> [What you have to do]: Find each line with the string "Years" and copy it.

(Figure dataset records)
******

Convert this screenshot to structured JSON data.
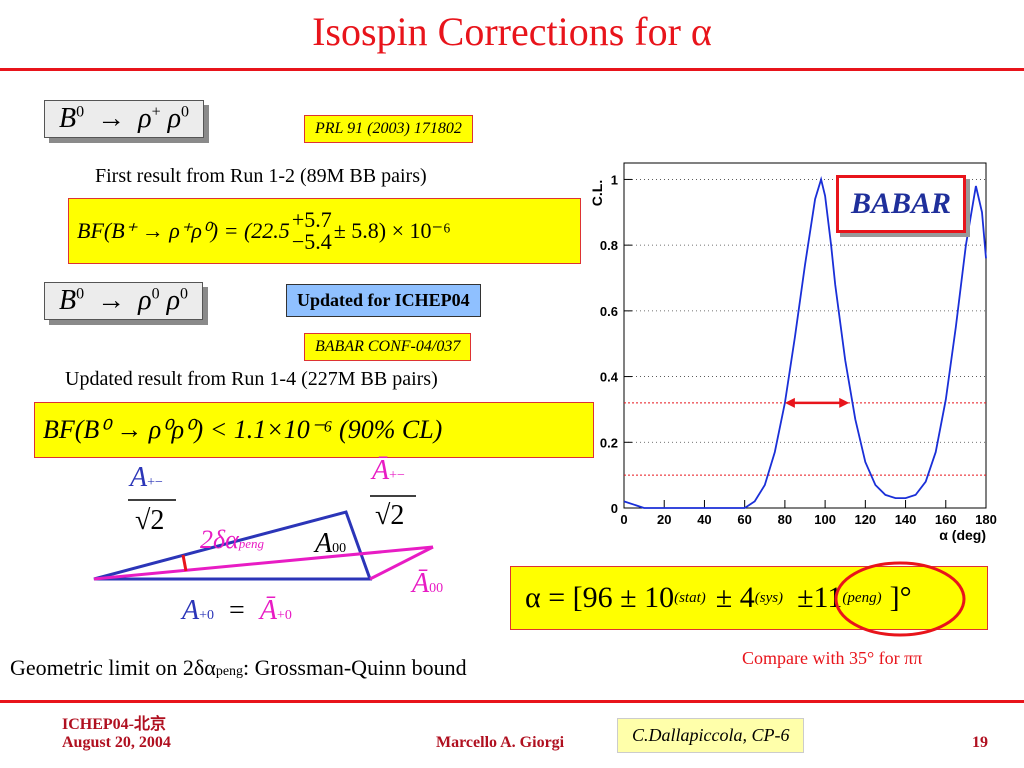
{
  "title": "Isospin Corrections for α",
  "reaction1": {
    "B": "B",
    "sup_B": "0",
    "arrow": "→",
    "p1": "ρ",
    "sup1": "+",
    "p2": "ρ",
    "sup2": "0"
  },
  "reaction2": {
    "B": "B",
    "sup_B": "0",
    "arrow": "→",
    "p1": "ρ",
    "sup1": "0",
    "p2": "ρ",
    "sup2": "0"
  },
  "ref1": "PRL 91 (2003) 171802",
  "ref2": "BABAR CONF-04/037",
  "updated_badge": "Updated for ICHEP04",
  "first_result": "First result from Run 1-2 (89M BB pairs)",
  "updated_result": "Updated result from Run 1-4 (227M BB pairs)",
  "bf1": {
    "lhs": "BF(B⁺ → ρ⁺ρ⁰) = (22.5",
    "up": "+5.7",
    "down": "−5.4",
    "rhs": "± 5.8) × 10⁻⁶"
  },
  "bf2": "BF(B⁰ → ρ⁰ρ⁰) < 1.1×10⁻⁶ (90% CL)",
  "triangle": {
    "a_plus_minus": "A",
    "a_plus_minus_sub": "+−",
    "sqrt2": "√2",
    "abar_plus_minus": "Ā",
    "delta_label": "2δα",
    "delta_sub": "peng",
    "a00": "A",
    "a00_sub": "00",
    "abar00": "Ā",
    "abar00_sub": "00",
    "a_plus0": "A",
    "a_plus0_sub": "+0",
    "equals": "=",
    "abar_plus0": "Ā",
    "abar_plus0_sub": "+0"
  },
  "geometric_limit": "Geometric limit on 2δα",
  "geometric_limit_sub": "peng",
  "geometric_limit_tail": ": Grossman-Quinn bound",
  "alpha_result": {
    "lhs": "α = [96 ± 10",
    "stat": "(stat)",
    "sys_val": "± 4",
    "sys": "(sys)",
    "peng_val": "±11",
    "peng": "(peng)",
    "unit": "]°"
  },
  "compare": "Compare with 35° for ππ",
  "babar_logo": "BABAR",
  "footer": {
    "conf": "ICHEP04-北京",
    "date": "August 20, 2004",
    "author": "Marcello A. Giorgi",
    "speaker": "C.Dallapiccola, CP-6",
    "page": "19"
  },
  "chart_data": {
    "type": "line",
    "title": "",
    "xlabel": "α (deg)",
    "ylabel": "C.L.",
    "xlim": [
      0,
      180
    ],
    "ylim": [
      0,
      1.05
    ],
    "xticks": [
      0,
      20,
      40,
      60,
      80,
      100,
      120,
      140,
      160,
      180
    ],
    "yticks": [
      0,
      0.2,
      0.4,
      0.6,
      0.8,
      1
    ],
    "grid": "horizontal dotted",
    "series": [
      {
        "color": "#1a2fd8",
        "x": [
          0,
          5,
          10,
          15,
          20,
          25,
          30,
          35,
          40,
          45,
          50,
          55,
          60,
          65,
          70,
          75,
          80,
          85,
          90,
          95,
          98,
          100,
          103,
          105,
          110,
          115,
          120,
          125,
          130,
          135,
          140,
          145,
          150,
          155,
          160,
          165,
          170,
          175,
          178,
          180
        ],
        "y": [
          0.02,
          0.01,
          0.0,
          0.0,
          0.0,
          0.0,
          0.0,
          0.0,
          0.0,
          0.0,
          0.0,
          0.0,
          0.0,
          0.02,
          0.07,
          0.17,
          0.32,
          0.52,
          0.74,
          0.94,
          1.0,
          0.95,
          0.8,
          0.68,
          0.45,
          0.27,
          0.14,
          0.07,
          0.04,
          0.03,
          0.03,
          0.04,
          0.08,
          0.17,
          0.33,
          0.55,
          0.8,
          0.98,
          0.9,
          0.76
        ]
      }
    ],
    "reference_lines": [
      {
        "y": 0.32,
        "color": "#e8141b",
        "style": "dotted"
      },
      {
        "y": 0.1,
        "color": "#e8141b",
        "style": "dotted"
      }
    ],
    "interval_arrow": {
      "x_from": 80,
      "x_to": 112,
      "y": 0.32,
      "color": "#e8141b"
    }
  }
}
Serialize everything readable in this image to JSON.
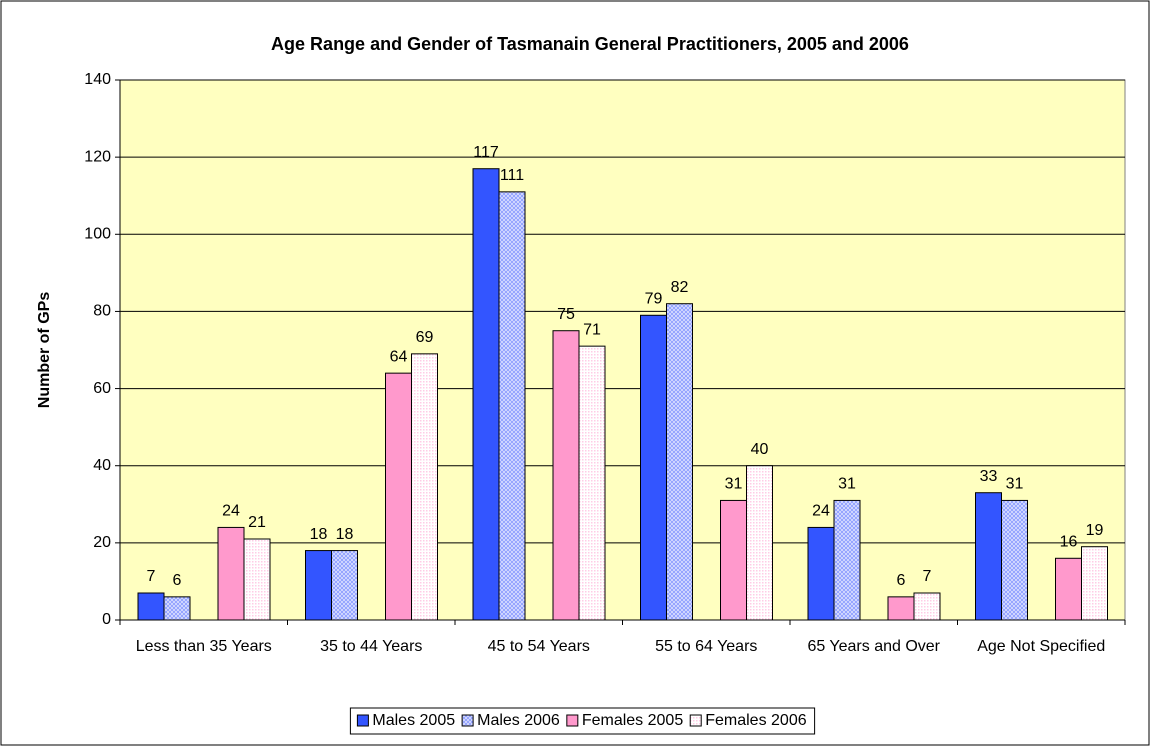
{
  "chart_data": {
    "type": "bar",
    "title": "Age Range and Gender of Tasmanain General Practitioners, 2005 and 2006",
    "y_label": "Number of GPs",
    "categories": [
      "Less than 35 Years",
      "35 to 44 Years",
      "45 to 54 Years",
      "55 to 64 Years",
      "65 Years and Over",
      "Age Not Specified"
    ],
    "series": [
      {
        "name": "Males 2005",
        "color": "#3355ff",
        "pattern": "solid",
        "values": [
          7,
          18,
          117,
          79,
          24,
          33
        ]
      },
      {
        "name": "Males 2006",
        "color": "#8899ff",
        "pattern": "hatch",
        "values": [
          6,
          18,
          111,
          82,
          31,
          31
        ]
      },
      {
        "name": "Females 2005",
        "color": "#ff99cc",
        "pattern": "solid",
        "values": [
          24,
          64,
          75,
          31,
          6,
          16
        ]
      },
      {
        "name": "Females 2006",
        "color": "#ffcce6",
        "pattern": "dots",
        "values": [
          21,
          69,
          71,
          40,
          7,
          19
        ]
      }
    ],
    "ylim": [
      0,
      140
    ],
    "yticks": [
      0,
      20,
      40,
      60,
      80,
      100,
      120,
      140
    ],
    "grid": true,
    "legend": "bottom",
    "plot_background": "#ffffc0"
  }
}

******

> [Expected answer]:
      "Less than 35 Years",
      "35 to 44 Years",
      "45 to 54 Years",
      "55 to 64 Years",
      "65 Years and Over",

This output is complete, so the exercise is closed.